● WHAT TO PRODUCE: Below are some entries; can you quote all of them exactly?

● DATA SUPPLIED:
------------------------------------

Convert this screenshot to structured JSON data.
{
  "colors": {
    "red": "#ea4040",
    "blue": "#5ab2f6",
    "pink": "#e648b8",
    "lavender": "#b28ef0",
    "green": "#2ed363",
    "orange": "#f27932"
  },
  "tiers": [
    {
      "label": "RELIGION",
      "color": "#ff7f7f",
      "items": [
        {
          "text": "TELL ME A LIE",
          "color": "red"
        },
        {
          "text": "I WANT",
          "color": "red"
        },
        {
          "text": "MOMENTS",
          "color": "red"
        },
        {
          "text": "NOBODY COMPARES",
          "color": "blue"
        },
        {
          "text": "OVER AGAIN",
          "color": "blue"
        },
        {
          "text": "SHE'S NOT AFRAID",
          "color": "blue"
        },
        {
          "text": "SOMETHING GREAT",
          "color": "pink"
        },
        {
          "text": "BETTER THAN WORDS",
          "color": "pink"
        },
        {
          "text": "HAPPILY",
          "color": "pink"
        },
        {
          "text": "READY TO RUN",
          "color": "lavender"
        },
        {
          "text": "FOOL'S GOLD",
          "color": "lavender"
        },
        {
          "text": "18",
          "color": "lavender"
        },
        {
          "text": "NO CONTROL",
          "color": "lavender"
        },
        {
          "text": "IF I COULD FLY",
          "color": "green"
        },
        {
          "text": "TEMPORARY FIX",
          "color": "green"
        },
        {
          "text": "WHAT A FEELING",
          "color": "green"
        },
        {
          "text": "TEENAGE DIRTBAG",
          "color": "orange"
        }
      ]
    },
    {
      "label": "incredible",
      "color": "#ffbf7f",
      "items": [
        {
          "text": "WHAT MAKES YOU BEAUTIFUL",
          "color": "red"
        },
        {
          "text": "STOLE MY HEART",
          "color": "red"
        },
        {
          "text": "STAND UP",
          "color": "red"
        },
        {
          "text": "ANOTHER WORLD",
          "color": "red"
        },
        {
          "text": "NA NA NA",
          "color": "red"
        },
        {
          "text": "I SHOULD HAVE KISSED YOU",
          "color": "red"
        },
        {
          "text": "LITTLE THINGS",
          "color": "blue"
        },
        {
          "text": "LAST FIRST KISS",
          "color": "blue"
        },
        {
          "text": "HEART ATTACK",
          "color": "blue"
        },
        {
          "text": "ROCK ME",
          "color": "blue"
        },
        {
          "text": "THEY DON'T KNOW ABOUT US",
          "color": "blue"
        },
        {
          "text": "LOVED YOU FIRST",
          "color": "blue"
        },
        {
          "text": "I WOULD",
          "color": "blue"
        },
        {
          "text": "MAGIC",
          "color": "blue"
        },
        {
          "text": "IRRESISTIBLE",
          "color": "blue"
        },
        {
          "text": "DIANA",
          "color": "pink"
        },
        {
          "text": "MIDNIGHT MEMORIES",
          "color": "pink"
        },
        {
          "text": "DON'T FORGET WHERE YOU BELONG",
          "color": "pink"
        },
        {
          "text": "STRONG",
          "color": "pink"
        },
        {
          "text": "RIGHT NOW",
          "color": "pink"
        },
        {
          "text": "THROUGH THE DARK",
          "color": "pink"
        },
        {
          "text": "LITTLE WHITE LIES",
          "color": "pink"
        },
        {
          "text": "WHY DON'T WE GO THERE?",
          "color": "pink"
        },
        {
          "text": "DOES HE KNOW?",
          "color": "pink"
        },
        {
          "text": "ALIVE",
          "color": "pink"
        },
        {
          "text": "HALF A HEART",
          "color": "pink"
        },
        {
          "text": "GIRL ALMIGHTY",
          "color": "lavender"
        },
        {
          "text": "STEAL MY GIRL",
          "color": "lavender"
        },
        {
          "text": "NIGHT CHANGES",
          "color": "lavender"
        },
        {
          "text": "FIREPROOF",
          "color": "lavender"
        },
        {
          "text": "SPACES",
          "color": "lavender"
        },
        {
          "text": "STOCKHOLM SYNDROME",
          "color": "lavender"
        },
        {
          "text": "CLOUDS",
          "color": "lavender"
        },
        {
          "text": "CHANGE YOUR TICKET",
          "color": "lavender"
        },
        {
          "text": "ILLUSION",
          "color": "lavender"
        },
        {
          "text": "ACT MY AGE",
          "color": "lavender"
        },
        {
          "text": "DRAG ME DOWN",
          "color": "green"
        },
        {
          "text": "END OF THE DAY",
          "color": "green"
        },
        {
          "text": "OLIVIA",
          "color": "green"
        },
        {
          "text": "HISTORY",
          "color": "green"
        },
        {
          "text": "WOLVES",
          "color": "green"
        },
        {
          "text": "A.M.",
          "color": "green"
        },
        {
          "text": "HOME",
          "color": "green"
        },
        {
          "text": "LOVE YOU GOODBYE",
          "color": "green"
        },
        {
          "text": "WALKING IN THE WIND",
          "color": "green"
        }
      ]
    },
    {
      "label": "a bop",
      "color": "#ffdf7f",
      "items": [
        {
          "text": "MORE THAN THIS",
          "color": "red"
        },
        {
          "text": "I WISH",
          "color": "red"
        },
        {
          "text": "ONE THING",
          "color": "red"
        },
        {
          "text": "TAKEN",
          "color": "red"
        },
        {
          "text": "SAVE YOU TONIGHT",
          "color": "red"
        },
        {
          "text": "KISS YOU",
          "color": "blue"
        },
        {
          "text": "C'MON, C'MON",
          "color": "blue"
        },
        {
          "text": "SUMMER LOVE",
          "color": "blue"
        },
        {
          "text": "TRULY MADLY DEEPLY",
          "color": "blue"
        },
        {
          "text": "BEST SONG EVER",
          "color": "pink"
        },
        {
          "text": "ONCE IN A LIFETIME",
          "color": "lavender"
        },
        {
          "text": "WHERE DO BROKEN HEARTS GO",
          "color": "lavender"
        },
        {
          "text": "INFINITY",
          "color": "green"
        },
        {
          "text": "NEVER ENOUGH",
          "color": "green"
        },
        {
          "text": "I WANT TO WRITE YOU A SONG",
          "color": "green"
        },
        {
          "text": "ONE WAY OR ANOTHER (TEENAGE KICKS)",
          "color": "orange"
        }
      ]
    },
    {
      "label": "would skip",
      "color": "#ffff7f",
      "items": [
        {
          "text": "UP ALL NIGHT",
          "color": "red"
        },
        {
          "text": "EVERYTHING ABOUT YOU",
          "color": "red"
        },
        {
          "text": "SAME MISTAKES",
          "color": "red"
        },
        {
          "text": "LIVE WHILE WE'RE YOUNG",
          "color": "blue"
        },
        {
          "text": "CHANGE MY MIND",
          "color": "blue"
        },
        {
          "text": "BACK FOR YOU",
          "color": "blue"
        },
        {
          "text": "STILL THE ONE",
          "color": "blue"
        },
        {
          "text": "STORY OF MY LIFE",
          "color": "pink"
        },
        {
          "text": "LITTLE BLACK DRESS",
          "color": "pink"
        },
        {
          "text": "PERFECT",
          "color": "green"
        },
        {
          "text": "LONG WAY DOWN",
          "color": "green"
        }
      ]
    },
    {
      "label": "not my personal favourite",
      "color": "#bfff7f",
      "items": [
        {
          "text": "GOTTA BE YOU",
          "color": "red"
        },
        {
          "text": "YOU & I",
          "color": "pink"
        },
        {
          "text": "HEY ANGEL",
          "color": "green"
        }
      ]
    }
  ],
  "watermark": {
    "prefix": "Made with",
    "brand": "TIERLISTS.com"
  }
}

------------------------------------

● WRITTEN RESPONSE:
Convert this screenshot to structured JSON data.
{
  "colors": {
    "red": "#ea4040",
    "blue": "#5ab2f6",
    "pink": "#e648b8",
    "lavender": "#b28ef0",
    "green": "#2ed363",
    "orange": "#f27932"
  },
  "tiers": [
    {
      "label": "RELIGION",
      "color": "#ff7f7f",
      "items": [
        {
          "text": "TELL ME A LIE",
          "color": "red"
        },
        {
          "text": "I WANT",
          "color": "red"
        },
        {
          "text": "MOMENTS",
          "color": "red"
        },
        {
          "text": "NOBODY COMPARES",
          "color": "blue"
        },
        {
          "text": "OVER AGAIN",
          "color": "blue"
        },
        {
          "text": "SHE'S NOT AFRAID",
          "color": "blue"
        },
        {
          "text": "SOMETHING GREAT",
          "color": "pink"
        },
        {
          "text": "BETTER THAN WORDS",
          "color": "pink"
        },
        {
          "text": "HAPPILY",
          "color": "pink"
        },
        {
          "text": "READY TO RUN",
          "color": "lavender"
        },
        {
          "text": "FOOL'S GOLD",
          "color": "lavender"
        },
        {
          "text": "18",
          "color": "lavender"
        },
        {
          "text": "NO CONTROL",
          "color": "lavender"
        },
        {
          "text": "IF I COULD FLY",
          "color": "green"
        },
        {
          "text": "TEMPORARY FIX",
          "color": "green"
        },
        {
          "text": "WHAT A FEELING",
          "color": "green"
        },
        {
          "text": "TEENAGE DIRTBAG",
          "color": "orange"
        }
      ]
    },
    {
      "label": "incredible",
      "color": "#ffbf7f",
      "items": [
        {
          "text": "WHAT MAKES YOU BEAUTIFUL",
          "color": "red"
        },
        {
          "text": "STOLE MY HEART",
          "color": "red"
        },
        {
          "text": "STAND UP",
          "color": "red"
        },
        {
          "text": "ANOTHER WORLD",
          "color": "red"
        },
        {
          "text": "NA NA NA",
          "color": "red"
        },
        {
          "text": "I SHOULD HAVE KISSED YOU",
          "color": "red"
        },
        {
          "text": "LITTLE THINGS",
          "color": "blue"
        },
        {
          "text": "LAST FIRST KISS",
          "color": "blue"
        },
        {
          "text": "HEART ATTACK",
          "color": "blue"
        },
        {
          "text": "ROCK ME",
          "color": "blue"
        },
        {
          "text": "THEY DON'T KNOW ABOUT US",
          "color": "blue"
        },
        {
          "text": "LOVED YOU FIRST",
          "color": "blue"
        },
        {
          "text": "I WOULD",
          "color": "blue"
        },
        {
          "text": "MAGIC",
          "color": "blue"
        },
        {
          "text": "IRRESISTIBLE",
          "color": "blue"
        },
        {
          "text": "DIANA",
          "color": "pink"
        },
        {
          "text": "MIDNIGHT MEMORIES",
          "color": "pink"
        },
        {
          "text": "DON'T FORGET WHERE YOU BELONG",
          "color": "pink"
        },
        {
          "text": "STRONG",
          "color": "pink"
        },
        {
          "text": "RIGHT NOW",
          "color": "pink"
        },
        {
          "text": "THROUGH THE DARK",
          "color": "pink"
        },
        {
          "text": "LITTLE WHITE LIES",
          "color": "pink"
        },
        {
          "text": "WHY DON'T WE GO THERE?",
          "color": "pink"
        },
        {
          "text": "DOES HE KNOW?",
          "color": "pink"
        },
        {
          "text": "ALIVE",
          "color": "pink"
        },
        {
          "text": "HALF A HEART",
          "color": "pink"
        },
        {
          "text": "GIRL ALMIGHTY",
          "color": "lavender"
        },
        {
          "text": "STEAL MY GIRL",
          "color": "lavender"
        },
        {
          "text": "NIGHT CHANGES",
          "color": "lavender"
        },
        {
          "text": "FIREPROOF",
          "color": "lavender"
        },
        {
          "text": "SPACES",
          "color": "lavender"
        },
        {
          "text": "STOCKHOLM SYNDROME",
          "color": "lavender"
        },
        {
          "text": "CLOUDS",
          "color": "lavender"
        },
        {
          "text": "CHANGE YOUR TICKET",
          "color": "lavender"
        },
        {
          "text": "ILLUSION",
          "color": "lavender"
        },
        {
          "text": "ACT MY AGE",
          "color": "lavender"
        },
        {
          "text": "DRAG ME DOWN",
          "color": "green"
        },
        {
          "text": "END OF THE DAY",
          "color": "green"
        },
        {
          "text": "OLIVIA",
          "color": "green"
        },
        {
          "text": "HISTORY",
          "color": "green"
        },
        {
          "text": "WOLVES",
          "color": "green"
        },
        {
          "text": "A.M.",
          "color": "green"
        },
        {
          "text": "HOME",
          "color": "green"
        },
        {
          "text": "LOVE YOU GOODBYE",
          "color": "green"
        },
        {
          "text": "WALKING IN THE WIND",
          "color": "green"
        }
      ]
    },
    {
      "label": "a bop",
      "color": "#ffdf7f",
      "items": [
        {
          "text": "MORE THAN THIS",
          "color": "red"
        },
        {
          "text": "I WISH",
          "color": "red"
        },
        {
          "text": "ONE THING",
          "color": "red"
        },
        {
          "text": "TAKEN",
          "color": "red"
        },
        {
          "text": "SAVE YOU TONIGHT",
          "color": "red"
        },
        {
          "text": "KISS YOU",
          "color": "blue"
        },
        {
          "text": "C'MON, C'MON",
          "color": "blue"
        },
        {
          "text": "SUMMER LOVE",
          "color": "blue"
        },
        {
          "text": "TRULY MADLY DEEPLY",
          "color": "blue"
        },
        {
          "text": "BEST SONG EVER",
          "color": "pink"
        },
        {
          "text": "ONCE IN A LIFETIME",
          "color": "lavender"
        },
        {
          "text": "WHERE DO BROKEN HEARTS GO",
          "color": "lavender"
        },
        {
          "text": "INFINITY",
          "color": "green"
        },
        {
          "text": "NEVER ENOUGH",
          "color": "green"
        },
        {
          "text": "I WANT TO WRITE YOU A SONG",
          "color": "green"
        },
        {
          "text": "ONE WAY OR ANOTHER (TEENAGE KICKS)",
          "color": "orange"
        }
      ]
    },
    {
      "label": "would skip",
      "color": "#ffff7f",
      "items": [
        {
          "text": "UP ALL NIGHT",
          "color": "red"
        },
        {
          "text": "EVERYTHING ABOUT YOU",
          "color": "red"
        },
        {
          "text": "SAME MISTAKES",
          "color": "red"
        },
        {
          "text": "LIVE WHILE WE'RE YOUNG",
          "color": "blue"
        },
        {
          "text": "CHANGE MY MIND",
          "color": "blue"
        },
        {
          "text": "BACK FOR YOU",
          "color": "blue"
        },
        {
          "text": "STILL THE ONE",
          "color": "blue"
        },
        {
          "text": "STORY OF MY LIFE",
          "color": "pink"
        },
        {
          "text": "LITTLE BLACK DRESS",
          "color": "pink"
        },
        {
          "text": "PERFECT",
          "color": "green"
        },
        {
          "text": "LONG WAY DOWN",
          "color": "green"
        }
      ]
    },
    {
      "label": "not my personal favourite",
      "color": "#bfff7f",
      "items": [
        {
          "text": "GOTTA BE YOU",
          "color": "red"
        },
        {
          "text": "YOU & I",
          "color": "pink"
        },
        {
          "text": "HEY ANGEL",
          "color": "green"
        }
      ]
    }
  ],
  "watermark": {
    "prefix": "Made with",
    "brand": "TIERLISTS.com"
  }
}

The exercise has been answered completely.